::: DATA SUPPLIED :::

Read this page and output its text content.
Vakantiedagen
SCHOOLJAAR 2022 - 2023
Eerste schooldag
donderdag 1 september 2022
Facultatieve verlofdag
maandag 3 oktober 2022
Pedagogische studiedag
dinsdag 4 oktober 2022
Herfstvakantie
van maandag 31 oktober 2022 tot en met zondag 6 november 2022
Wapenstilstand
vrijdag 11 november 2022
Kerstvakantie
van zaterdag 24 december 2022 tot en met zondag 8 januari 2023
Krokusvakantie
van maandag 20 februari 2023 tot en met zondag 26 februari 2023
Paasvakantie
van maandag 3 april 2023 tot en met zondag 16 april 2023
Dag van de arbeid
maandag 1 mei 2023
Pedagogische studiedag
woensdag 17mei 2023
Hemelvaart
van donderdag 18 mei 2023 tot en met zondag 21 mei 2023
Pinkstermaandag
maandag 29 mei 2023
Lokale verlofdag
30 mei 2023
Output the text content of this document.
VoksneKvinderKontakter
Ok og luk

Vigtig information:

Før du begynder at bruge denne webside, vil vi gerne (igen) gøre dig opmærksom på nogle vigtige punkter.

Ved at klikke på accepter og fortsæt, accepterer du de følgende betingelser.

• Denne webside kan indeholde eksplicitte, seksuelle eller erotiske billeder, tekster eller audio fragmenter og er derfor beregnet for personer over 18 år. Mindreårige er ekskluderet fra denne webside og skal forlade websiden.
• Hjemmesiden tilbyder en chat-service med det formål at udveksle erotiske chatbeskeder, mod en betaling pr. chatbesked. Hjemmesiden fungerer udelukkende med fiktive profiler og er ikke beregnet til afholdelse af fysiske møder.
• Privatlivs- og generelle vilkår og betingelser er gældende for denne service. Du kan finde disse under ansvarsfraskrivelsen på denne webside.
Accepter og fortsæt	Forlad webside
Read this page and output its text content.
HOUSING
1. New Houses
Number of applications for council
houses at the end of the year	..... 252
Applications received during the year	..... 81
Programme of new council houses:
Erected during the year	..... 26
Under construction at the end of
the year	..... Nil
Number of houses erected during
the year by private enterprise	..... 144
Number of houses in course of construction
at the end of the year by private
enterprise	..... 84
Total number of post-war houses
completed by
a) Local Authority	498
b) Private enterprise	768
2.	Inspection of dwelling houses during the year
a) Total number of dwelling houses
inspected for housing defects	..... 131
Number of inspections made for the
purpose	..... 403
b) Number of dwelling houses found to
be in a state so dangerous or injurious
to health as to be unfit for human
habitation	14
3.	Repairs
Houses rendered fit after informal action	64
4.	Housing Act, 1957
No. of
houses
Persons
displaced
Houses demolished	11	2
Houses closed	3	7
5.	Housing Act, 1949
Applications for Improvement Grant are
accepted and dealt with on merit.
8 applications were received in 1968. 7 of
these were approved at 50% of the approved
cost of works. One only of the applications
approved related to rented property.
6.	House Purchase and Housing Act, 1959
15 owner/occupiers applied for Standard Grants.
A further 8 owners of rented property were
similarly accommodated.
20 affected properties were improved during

:::

EXERCISE DETAILS:
Gather up every line from the listing above in which the word "webside" occurs.

OUTPUT FOR THIS EXERCISE:
Før du begynder at bruge denne webside, vil vi gerne (igen) gøre dig opmærksom på nogle vigtige punkter.
• Denne webside kan indeholde eksplicitte, seksuelle eller erotiske billeder, tekster eller audio fragmenter og er derfor beregnet for personer over 18 år. Mindreårige er ekskluderet fra denne webside og skal forlade websiden.
• Privatlivs- og generelle vilkår og betingelser er gældende for denne service. Du kan finde disse under ansvarsfraskrivelsen på denne webside.
Accepter og fortsæt	Forlad webside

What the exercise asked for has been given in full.